Rows from a figure dataset
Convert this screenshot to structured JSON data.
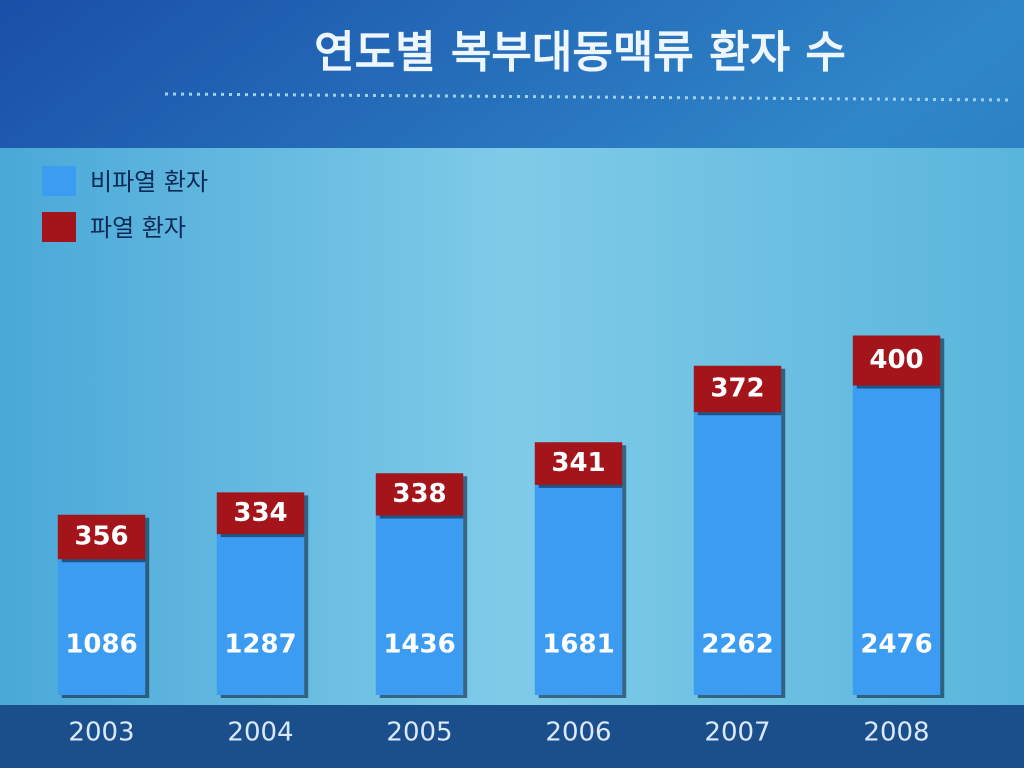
{
  "chart_data": {
    "type": "stacked_bar",
    "title": "연도별 복부대동맥류 환자 수",
    "categories": [
      "2003",
      "2004",
      "2005",
      "2006",
      "2007",
      "2008"
    ],
    "series": [
      {
        "name": "비파열 환자",
        "color": "#3b9cf2",
        "values": [
          1086,
          1287,
          1436,
          1681,
          2262,
          2476
        ]
      },
      {
        "name": "파열 환자",
        "color": "#a3141b",
        "values": [
          356,
          334,
          338,
          341,
          372,
          400
        ]
      }
    ],
    "ylim": [
      0,
      4400
    ]
  }
}
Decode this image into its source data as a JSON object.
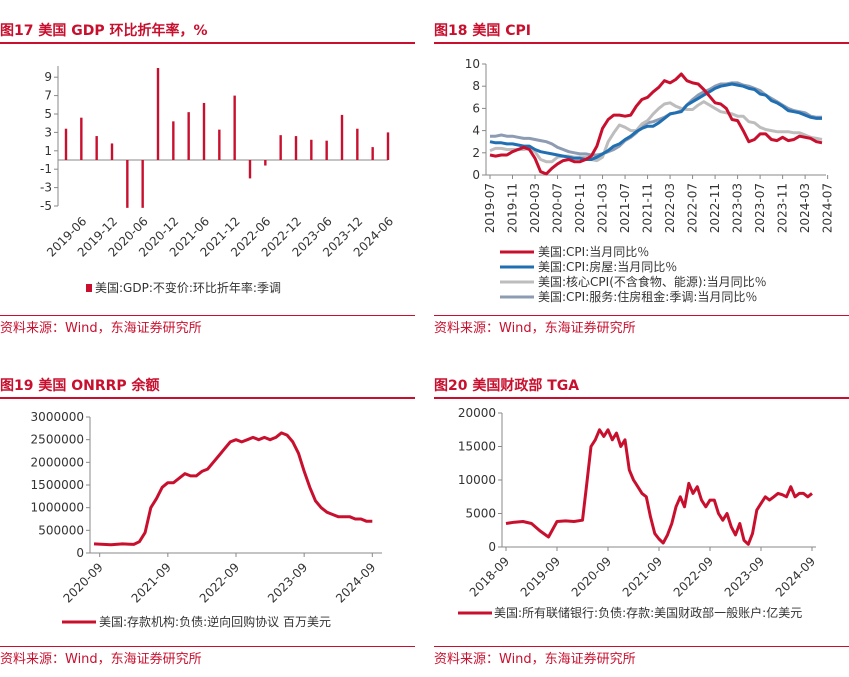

Stated goal: Drop the pictures and reproduce the rest of the entries above exactly.

Task response:
Convert this screenshot to structured JSON data.
{
  "chart_data": {
    "type": "stacked_bar",
    "title": "연도별 복부대동맥류 환자 수",
    "categories": [
      "2003",
      "2004",
      "2005",
      "2006",
      "2007",
      "2008"
    ],
    "series": [
      {
        "name": "비파열 환자",
        "color": "#3b9cf2",
        "values": [
          1086,
          1287,
          1436,
          1681,
          2262,
          2476
        ]
      },
      {
        "name": "파열 환자",
        "color": "#a3141b",
        "values": [
          356,
          334,
          338,
          341,
          372,
          400
        ]
      }
    ],
    "ylim": [
      0,
      4400
    ]
  }
}
Decode this image into its source data as a JSON object.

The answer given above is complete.